• **Supplied data**:

++++++++

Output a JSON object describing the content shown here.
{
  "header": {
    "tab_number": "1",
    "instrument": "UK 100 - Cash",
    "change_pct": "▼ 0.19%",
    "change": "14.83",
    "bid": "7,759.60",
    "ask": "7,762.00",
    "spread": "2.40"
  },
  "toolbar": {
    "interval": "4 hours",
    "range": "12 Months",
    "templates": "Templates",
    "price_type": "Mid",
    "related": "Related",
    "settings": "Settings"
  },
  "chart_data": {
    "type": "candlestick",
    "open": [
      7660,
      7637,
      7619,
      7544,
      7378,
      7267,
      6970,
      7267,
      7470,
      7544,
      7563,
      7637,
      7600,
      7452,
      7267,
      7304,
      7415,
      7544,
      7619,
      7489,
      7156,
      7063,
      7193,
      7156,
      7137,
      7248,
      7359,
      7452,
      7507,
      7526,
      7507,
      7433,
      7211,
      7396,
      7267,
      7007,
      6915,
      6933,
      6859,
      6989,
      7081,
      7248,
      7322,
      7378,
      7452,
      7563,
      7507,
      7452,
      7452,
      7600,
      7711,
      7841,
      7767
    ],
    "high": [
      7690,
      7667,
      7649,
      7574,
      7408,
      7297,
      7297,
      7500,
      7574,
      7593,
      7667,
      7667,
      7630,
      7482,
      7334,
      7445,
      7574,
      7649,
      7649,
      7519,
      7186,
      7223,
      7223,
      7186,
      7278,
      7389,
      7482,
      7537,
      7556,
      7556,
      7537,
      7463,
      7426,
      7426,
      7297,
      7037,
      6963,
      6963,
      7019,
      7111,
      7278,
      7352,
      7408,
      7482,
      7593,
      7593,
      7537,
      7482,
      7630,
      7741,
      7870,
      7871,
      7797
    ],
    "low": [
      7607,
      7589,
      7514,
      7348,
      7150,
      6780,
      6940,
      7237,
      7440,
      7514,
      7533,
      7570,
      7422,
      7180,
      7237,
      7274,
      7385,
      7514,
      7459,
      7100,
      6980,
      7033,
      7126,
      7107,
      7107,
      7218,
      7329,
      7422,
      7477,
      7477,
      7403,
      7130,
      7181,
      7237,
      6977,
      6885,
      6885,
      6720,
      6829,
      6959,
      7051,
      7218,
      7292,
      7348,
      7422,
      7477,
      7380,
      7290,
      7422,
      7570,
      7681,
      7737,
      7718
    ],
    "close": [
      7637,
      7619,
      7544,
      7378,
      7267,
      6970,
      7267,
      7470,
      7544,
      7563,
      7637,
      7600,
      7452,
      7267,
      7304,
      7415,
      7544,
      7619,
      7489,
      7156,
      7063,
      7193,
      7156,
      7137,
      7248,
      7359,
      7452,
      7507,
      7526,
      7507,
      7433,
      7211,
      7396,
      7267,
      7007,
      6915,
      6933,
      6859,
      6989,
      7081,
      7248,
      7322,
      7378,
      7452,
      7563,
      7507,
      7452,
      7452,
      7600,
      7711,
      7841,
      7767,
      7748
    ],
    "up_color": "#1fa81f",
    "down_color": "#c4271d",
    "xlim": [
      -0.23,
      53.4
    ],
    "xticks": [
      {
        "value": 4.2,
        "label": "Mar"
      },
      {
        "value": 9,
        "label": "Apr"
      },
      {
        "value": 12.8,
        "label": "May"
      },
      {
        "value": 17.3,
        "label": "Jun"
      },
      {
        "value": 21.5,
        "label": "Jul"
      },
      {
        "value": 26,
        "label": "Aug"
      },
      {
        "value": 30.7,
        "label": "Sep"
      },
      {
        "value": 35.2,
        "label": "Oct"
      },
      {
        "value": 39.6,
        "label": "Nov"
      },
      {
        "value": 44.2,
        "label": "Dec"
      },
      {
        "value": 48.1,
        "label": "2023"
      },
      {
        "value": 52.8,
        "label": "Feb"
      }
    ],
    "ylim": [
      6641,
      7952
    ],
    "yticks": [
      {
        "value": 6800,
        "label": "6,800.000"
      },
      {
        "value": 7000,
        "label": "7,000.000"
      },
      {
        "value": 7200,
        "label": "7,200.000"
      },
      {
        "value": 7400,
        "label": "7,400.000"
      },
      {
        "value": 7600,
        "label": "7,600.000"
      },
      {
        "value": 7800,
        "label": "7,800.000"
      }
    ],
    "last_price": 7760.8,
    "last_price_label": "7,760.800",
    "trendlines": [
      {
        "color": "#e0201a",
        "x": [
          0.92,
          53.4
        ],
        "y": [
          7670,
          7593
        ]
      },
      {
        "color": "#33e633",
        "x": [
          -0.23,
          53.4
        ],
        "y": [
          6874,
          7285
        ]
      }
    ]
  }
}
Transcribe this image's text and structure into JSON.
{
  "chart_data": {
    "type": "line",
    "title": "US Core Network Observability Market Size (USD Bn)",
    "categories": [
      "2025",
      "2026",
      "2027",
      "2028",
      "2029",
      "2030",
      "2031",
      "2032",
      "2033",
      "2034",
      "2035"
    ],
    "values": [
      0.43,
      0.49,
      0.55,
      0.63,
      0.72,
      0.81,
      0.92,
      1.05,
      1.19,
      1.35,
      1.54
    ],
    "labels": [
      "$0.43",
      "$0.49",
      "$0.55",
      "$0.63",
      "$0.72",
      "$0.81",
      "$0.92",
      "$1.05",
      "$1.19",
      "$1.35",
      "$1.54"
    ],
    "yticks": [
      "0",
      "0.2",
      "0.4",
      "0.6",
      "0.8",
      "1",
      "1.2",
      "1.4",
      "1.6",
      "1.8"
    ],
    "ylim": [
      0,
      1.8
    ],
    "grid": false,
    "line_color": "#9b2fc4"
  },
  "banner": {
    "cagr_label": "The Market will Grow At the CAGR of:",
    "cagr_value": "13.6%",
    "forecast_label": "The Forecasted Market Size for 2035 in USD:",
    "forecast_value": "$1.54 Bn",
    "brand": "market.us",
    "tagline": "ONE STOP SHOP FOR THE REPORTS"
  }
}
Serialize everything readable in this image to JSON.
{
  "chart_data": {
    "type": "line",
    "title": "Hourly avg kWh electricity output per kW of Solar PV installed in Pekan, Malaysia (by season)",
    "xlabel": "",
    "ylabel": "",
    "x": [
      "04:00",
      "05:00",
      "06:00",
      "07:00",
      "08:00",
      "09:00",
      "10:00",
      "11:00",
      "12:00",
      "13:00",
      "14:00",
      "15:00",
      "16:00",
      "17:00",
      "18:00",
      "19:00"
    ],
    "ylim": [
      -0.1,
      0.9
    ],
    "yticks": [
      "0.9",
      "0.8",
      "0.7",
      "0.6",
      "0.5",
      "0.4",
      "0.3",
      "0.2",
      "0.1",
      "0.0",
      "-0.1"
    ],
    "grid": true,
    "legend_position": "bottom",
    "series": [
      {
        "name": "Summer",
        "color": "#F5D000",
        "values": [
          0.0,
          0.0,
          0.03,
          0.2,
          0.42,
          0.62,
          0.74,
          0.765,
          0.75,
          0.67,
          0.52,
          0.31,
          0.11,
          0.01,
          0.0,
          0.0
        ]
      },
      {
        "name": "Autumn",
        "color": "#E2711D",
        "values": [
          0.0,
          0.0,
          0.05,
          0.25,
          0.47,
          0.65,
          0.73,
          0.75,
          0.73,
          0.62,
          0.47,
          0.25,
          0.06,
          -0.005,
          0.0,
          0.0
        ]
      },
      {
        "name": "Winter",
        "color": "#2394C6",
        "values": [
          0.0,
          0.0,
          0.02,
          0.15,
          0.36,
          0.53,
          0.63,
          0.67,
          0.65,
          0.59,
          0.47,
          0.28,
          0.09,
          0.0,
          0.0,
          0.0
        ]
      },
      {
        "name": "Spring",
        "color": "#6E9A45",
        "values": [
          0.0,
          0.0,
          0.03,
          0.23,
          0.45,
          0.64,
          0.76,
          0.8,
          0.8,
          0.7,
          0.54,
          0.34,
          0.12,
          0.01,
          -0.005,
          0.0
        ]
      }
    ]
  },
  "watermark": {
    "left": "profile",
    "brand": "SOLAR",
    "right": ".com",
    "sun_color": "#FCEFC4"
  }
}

++++++++

• **Description of the task**: Tally the lines in the entries above that hold the word "JSON". Reply with nothing but that count.

• **Answer to the task**: 3